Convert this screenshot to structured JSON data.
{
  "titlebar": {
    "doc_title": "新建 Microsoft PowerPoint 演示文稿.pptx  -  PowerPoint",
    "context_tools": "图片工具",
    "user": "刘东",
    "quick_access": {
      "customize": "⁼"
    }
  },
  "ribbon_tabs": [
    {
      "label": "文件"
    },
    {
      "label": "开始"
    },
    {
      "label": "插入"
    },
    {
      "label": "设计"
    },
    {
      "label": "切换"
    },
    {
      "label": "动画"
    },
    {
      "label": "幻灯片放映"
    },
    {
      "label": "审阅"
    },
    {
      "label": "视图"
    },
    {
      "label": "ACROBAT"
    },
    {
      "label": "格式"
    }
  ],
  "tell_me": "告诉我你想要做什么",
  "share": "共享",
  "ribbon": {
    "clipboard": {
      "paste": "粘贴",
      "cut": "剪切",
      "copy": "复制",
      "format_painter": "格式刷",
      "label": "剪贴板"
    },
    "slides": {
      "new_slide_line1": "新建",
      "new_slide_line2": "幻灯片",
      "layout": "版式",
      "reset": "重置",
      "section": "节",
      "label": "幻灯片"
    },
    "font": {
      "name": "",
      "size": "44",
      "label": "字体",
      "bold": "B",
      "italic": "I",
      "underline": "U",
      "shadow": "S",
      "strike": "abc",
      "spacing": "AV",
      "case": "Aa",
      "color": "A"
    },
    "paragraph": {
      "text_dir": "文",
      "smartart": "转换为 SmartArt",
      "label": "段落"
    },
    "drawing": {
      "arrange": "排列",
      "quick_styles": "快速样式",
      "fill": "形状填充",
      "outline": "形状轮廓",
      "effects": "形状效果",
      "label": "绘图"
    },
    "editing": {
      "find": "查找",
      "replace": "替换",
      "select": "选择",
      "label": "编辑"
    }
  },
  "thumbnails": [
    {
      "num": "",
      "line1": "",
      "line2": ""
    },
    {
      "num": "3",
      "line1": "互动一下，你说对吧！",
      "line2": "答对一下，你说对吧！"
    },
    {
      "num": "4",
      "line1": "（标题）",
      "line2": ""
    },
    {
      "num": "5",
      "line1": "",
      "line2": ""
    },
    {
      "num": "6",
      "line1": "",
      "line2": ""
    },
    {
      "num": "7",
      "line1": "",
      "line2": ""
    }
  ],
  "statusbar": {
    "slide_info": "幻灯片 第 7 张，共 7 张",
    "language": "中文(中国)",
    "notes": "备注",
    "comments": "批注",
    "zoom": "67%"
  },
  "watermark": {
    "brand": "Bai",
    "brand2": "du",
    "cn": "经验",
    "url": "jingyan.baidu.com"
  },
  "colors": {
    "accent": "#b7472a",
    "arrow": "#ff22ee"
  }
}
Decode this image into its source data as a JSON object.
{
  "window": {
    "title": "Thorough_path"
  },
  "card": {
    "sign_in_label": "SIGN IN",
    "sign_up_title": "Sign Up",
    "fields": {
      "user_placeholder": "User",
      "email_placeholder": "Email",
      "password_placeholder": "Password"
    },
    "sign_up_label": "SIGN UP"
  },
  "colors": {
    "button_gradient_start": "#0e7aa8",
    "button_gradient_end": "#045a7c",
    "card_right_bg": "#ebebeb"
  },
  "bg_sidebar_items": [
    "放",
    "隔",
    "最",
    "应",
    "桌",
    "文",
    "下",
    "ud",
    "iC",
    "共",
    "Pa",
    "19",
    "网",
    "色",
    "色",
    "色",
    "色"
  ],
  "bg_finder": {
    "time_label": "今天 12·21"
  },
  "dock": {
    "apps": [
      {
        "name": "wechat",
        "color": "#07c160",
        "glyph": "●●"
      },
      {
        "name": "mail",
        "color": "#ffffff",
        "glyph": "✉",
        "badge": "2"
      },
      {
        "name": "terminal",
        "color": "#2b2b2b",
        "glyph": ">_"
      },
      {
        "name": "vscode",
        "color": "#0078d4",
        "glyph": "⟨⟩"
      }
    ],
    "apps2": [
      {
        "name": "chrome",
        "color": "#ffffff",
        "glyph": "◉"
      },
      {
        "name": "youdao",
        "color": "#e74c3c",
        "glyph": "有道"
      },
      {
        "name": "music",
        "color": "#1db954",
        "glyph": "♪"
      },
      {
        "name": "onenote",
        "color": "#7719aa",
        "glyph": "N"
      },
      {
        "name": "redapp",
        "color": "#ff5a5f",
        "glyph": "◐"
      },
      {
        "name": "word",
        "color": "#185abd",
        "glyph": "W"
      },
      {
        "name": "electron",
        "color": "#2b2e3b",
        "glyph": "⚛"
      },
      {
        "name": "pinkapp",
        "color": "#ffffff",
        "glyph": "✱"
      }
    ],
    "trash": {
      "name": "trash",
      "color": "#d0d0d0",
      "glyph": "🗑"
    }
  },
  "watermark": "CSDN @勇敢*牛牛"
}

::::::::

What you are asked to do
Type out the full listing again, exactly as given.

Response
Convert this screenshot to structured JSON data.
{
  "titlebar": {
    "doc_title": "新建 Microsoft PowerPoint 演示文稿.pptx  -  PowerPoint",
    "context_tools": "图片工具",
    "user": "刘东",
    "quick_access": {
      "customize": "⁼"
    }
  },
  "ribbon_tabs": [
    {
      "label": "文件"
    },
    {
      "label": "开始"
    },
    {
      "label": "插入"
    },
    {
      "label": "设计"
    },
    {
      "label": "切换"
    },
    {
      "label": "动画"
    },
    {
      "label": "幻灯片放映"
    },
    {
      "label": "审阅"
    },
    {
      "label": "视图"
    },
    {
      "label": "ACROBAT"
    },
    {
      "label": "格式"
    }
  ],
  "tell_me": "告诉我你想要做什么",
  "share": "共享",
  "ribbon": {
    "clipboard": {
      "paste": "粘贴",
      "cut": "剪切",
      "copy": "复制",
      "format_painter": "格式刷",
      "label": "剪贴板"
    },
    "slides": {
      "new_slide_line1": "新建",
      "new_slide_line2": "幻灯片",
      "layout": "版式",
      "reset": "重置",
      "section": "节",
      "label": "幻灯片"
    },
    "font": {
      "name": "",
      "size": "44",
      "label": "字体",
      "bold": "B",
      "italic": "I",
      "underline": "U",
      "shadow": "S",
      "strike": "abc",
      "spacing": "AV",
      "case": "Aa",
      "color": "A"
    },
    "paragraph": {
      "text_dir": "文",
      "smartart": "转换为 SmartArt",
      "label": "段落"
    },
    "drawing": {
      "arrange": "排列",
      "quick_styles": "快速样式",
      "fill": "形状填充",
      "outline": "形状轮廓",
      "effects": "形状效果",
      "label": "绘图"
    },
    "editing": {
      "find": "查找",
      "replace": "替换",
      "select": "选择",
      "label": "编辑"
    }
  },
  "thumbnails": [
    {
      "num": "",
      "line1": "",
      "line2": ""
    },
    {
      "num": "3",
      "line1": "互动一下，你说对吧！",
      "line2": "答对一下，你说对吧！"
    },
    {
      "num": "4",
      "line1": "（标题）",
      "line2": ""
    },
    {
      "num": "5",
      "line1": "",
      "line2": ""
    },
    {
      "num": "6",
      "line1": "",
      "line2": ""
    },
    {
      "num": "7",
      "line1": "",
      "line2": ""
    }
  ],
  "statusbar": {
    "slide_info": "幻灯片 第 7 张，共 7 张",
    "language": "中文(中国)",
    "notes": "备注",
    "comments": "批注",
    "zoom": "67%"
  },
  "watermark": {
    "brand": "Bai",
    "brand2": "du",
    "cn": "经验",
    "url": "jingyan.baidu.com"
  },
  "colors": {
    "accent": "#b7472a",
    "arrow": "#ff22ee"
  }
}
Decode this image into its source data as a JSON object.
{
  "window": {
    "title": "Thorough_path"
  },
  "card": {
    "sign_in_label": "SIGN IN",
    "sign_up_title": "Sign Up",
    "fields": {
      "user_placeholder": "User",
      "email_placeholder": "Email",
      "password_placeholder": "Password"
    },
    "sign_up_label": "SIGN UP"
  },
  "colors": {
    "button_gradient_start": "#0e7aa8",
    "button_gradient_end": "#045a7c",
    "card_right_bg": "#ebebeb"
  },
  "bg_sidebar_items": [
    "放",
    "隔",
    "最",
    "应",
    "桌",
    "文",
    "下",
    "ud",
    "iC",
    "共",
    "Pa",
    "19",
    "网",
    "色",
    "色",
    "色",
    "色"
  ],
  "bg_finder": {
    "time_label": "今天 12·21"
  },
  "dock": {
    "apps": [
      {
        "name": "wechat",
        "color": "#07c160",
        "glyph": "●●"
      },
      {
        "name": "mail",
        "color": "#ffffff",
        "glyph": "✉",
        "badge": "2"
      },
      {
        "name": "terminal",
        "color": "#2b2b2b",
        "glyph": ">_"
      },
      {
        "name": "vscode",
        "color": "#0078d4",
        "glyph": "⟨⟩"
      }
    ],
    "apps2": [
      {
        "name": "chrome",
        "color": "#ffffff",
        "glyph": "◉"
      },
      {
        "name": "youdao",
        "color": "#e74c3c",
        "glyph": "有道"
      },
      {
        "name": "music",
        "color": "#1db954",
        "glyph": "♪"
      },
      {
        "name": "onenote",
        "color": "#7719aa",
        "glyph": "N"
      },
      {
        "name": "redapp",
        "color": "#ff5a5f",
        "glyph": "◐"
      },
      {
        "name": "word",
        "color": "#185abd",
        "glyph": "W"
      },
      {
        "name": "electron",
        "color": "#2b2e3b",
        "glyph": "⚛"
      },
      {
        "name": "pinkapp",
        "color": "#ffffff",
        "glyph": "✱"
      }
    ],
    "trash": {
      "name": "trash",
      "color": "#d0d0d0",
      "glyph": "🗑"
    }
  },
  "watermark": "CSDN @勇敢*牛牛"
}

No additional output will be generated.